■ Figure contents as structured data ■
....................

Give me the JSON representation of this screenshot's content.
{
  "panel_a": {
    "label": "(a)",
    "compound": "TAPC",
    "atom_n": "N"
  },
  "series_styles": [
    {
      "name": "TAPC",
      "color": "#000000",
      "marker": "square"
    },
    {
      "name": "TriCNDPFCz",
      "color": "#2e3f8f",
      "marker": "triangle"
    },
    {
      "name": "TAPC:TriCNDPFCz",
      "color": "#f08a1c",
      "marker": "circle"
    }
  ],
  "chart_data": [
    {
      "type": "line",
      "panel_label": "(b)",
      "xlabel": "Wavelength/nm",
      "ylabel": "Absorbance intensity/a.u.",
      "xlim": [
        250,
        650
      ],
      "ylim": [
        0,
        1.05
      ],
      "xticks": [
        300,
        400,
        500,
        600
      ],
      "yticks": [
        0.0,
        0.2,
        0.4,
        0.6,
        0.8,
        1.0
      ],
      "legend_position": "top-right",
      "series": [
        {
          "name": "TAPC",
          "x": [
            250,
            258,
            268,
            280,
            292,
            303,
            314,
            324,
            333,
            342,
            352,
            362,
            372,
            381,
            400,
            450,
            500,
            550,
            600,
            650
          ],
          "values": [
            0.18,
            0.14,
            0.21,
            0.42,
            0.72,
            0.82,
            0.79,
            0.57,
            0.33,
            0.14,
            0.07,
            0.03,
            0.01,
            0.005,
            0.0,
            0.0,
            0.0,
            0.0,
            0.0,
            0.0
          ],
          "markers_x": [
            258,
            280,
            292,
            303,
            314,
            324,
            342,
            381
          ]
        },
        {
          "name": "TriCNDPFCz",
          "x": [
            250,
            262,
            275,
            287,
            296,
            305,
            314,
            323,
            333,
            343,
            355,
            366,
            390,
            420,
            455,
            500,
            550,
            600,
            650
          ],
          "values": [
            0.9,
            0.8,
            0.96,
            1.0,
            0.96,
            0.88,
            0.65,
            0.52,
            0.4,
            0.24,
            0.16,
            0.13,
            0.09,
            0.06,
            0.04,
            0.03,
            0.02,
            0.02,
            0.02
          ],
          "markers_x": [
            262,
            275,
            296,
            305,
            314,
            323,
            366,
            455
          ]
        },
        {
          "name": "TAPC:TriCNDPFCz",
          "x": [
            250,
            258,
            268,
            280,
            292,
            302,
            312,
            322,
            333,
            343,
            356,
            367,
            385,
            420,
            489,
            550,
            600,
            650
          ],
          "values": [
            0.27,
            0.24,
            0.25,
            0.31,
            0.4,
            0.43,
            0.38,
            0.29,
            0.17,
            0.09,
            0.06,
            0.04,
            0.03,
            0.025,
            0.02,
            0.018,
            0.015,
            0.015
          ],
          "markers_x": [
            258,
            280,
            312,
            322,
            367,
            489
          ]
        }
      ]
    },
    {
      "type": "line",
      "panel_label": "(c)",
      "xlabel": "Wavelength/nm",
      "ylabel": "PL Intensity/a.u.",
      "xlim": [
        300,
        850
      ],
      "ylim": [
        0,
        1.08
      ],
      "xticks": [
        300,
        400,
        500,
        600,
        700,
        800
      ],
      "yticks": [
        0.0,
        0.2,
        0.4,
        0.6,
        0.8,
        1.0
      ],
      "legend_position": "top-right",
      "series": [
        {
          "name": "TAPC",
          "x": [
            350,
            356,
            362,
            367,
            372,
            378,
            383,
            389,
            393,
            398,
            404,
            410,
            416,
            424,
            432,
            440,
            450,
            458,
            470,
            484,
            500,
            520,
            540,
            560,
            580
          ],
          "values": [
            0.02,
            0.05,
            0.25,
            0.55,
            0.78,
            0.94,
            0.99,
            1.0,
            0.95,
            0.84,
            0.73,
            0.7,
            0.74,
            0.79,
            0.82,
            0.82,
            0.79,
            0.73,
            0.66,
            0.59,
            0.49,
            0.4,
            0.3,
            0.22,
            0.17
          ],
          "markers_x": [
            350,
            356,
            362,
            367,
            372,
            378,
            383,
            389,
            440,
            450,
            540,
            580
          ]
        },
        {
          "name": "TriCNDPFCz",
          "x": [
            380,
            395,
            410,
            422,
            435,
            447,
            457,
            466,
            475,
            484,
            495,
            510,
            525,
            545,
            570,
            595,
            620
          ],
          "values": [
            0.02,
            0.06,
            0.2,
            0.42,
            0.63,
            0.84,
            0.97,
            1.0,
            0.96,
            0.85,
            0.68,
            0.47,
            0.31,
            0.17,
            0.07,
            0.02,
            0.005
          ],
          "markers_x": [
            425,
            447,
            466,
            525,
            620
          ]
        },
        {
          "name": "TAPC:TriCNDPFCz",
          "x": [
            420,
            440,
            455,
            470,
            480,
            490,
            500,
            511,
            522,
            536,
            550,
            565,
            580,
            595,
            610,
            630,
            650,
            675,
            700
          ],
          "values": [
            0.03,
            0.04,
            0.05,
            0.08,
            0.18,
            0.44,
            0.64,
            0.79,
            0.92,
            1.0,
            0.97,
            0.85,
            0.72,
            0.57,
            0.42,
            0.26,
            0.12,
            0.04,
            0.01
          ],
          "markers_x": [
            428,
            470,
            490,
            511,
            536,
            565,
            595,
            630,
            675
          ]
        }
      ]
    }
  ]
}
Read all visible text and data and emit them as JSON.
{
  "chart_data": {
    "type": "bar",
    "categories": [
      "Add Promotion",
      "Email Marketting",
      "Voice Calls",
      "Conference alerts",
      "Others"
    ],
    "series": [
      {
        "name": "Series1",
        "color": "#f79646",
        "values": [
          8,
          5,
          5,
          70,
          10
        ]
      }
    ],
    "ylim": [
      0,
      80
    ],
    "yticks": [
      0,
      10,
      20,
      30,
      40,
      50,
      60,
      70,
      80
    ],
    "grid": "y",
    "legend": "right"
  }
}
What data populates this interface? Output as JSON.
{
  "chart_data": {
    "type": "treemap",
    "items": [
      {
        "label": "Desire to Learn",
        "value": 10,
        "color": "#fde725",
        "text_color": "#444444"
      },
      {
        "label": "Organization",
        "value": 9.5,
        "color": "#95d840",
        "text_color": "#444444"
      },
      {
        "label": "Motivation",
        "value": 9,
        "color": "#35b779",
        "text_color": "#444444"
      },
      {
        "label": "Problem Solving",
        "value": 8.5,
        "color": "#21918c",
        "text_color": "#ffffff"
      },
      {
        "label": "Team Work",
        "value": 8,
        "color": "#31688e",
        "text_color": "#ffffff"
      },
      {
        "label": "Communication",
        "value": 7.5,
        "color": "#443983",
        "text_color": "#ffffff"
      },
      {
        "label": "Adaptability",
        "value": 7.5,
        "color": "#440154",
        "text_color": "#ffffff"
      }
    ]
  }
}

....................

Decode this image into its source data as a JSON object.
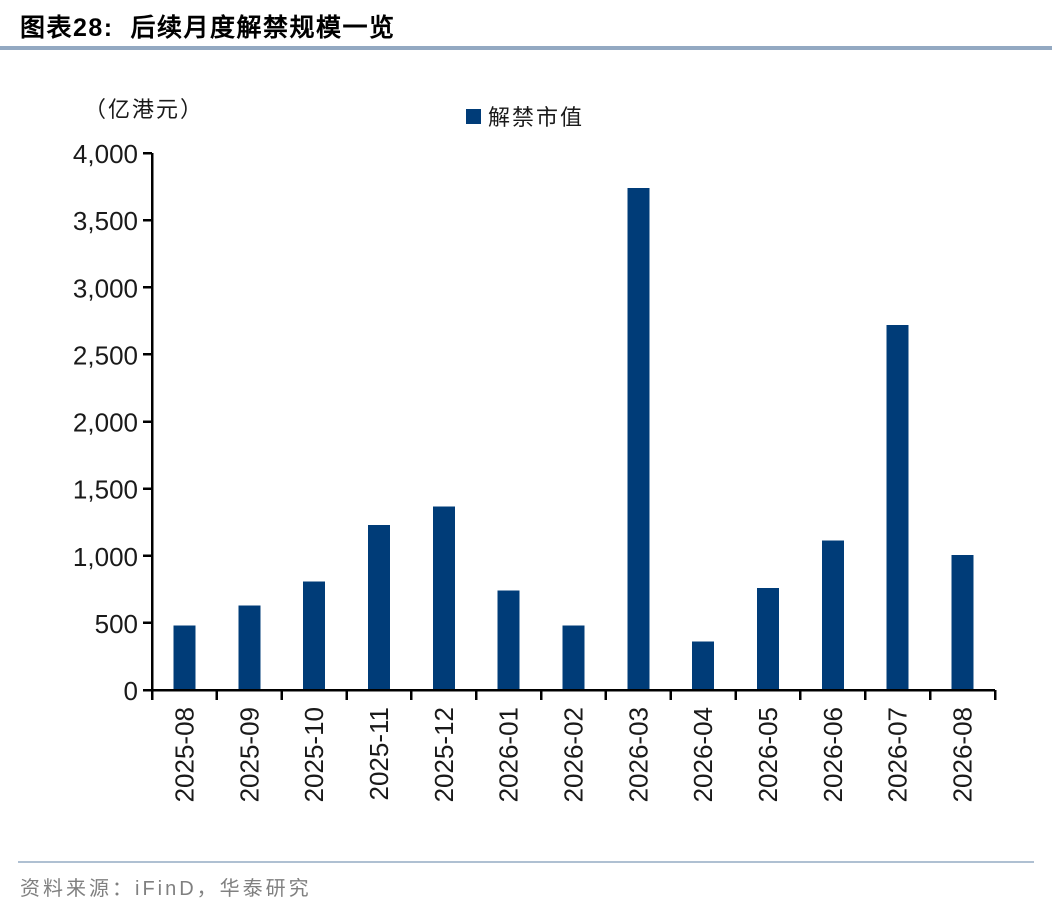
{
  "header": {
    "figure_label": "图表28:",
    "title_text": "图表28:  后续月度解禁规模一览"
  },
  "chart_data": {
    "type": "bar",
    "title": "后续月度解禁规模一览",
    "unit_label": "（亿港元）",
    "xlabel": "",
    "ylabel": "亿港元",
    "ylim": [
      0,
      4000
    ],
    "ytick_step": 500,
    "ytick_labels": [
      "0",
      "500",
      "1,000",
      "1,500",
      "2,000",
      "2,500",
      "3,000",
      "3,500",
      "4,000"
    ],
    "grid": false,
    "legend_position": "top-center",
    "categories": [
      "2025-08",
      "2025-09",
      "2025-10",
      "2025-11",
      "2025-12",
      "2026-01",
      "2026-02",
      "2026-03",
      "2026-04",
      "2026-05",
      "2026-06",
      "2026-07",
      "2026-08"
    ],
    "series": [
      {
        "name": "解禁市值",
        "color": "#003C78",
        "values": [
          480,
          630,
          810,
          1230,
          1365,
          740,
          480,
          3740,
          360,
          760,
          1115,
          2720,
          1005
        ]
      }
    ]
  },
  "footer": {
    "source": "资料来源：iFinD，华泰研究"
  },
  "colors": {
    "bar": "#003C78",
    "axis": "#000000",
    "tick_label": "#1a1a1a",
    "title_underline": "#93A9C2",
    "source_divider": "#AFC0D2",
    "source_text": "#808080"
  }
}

....................

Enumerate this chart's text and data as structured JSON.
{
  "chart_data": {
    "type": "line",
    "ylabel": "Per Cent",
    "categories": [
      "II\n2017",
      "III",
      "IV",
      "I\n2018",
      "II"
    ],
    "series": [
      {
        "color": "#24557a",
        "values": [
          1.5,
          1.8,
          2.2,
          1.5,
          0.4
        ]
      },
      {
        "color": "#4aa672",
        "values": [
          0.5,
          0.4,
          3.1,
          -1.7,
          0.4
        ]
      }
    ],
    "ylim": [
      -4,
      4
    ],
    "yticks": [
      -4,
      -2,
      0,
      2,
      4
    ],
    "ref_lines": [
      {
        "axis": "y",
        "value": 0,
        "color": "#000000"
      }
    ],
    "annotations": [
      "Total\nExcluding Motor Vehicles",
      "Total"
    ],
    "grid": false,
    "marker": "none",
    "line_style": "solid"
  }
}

....................

■ What the task asks ■
Show the lines of the material that contain the word "后续月度解禁规模一览".

■ Worked answer ■
    "title_text": "图表28:  后续月度解禁规模一览"
    "title": "后续月度解禁规模一览",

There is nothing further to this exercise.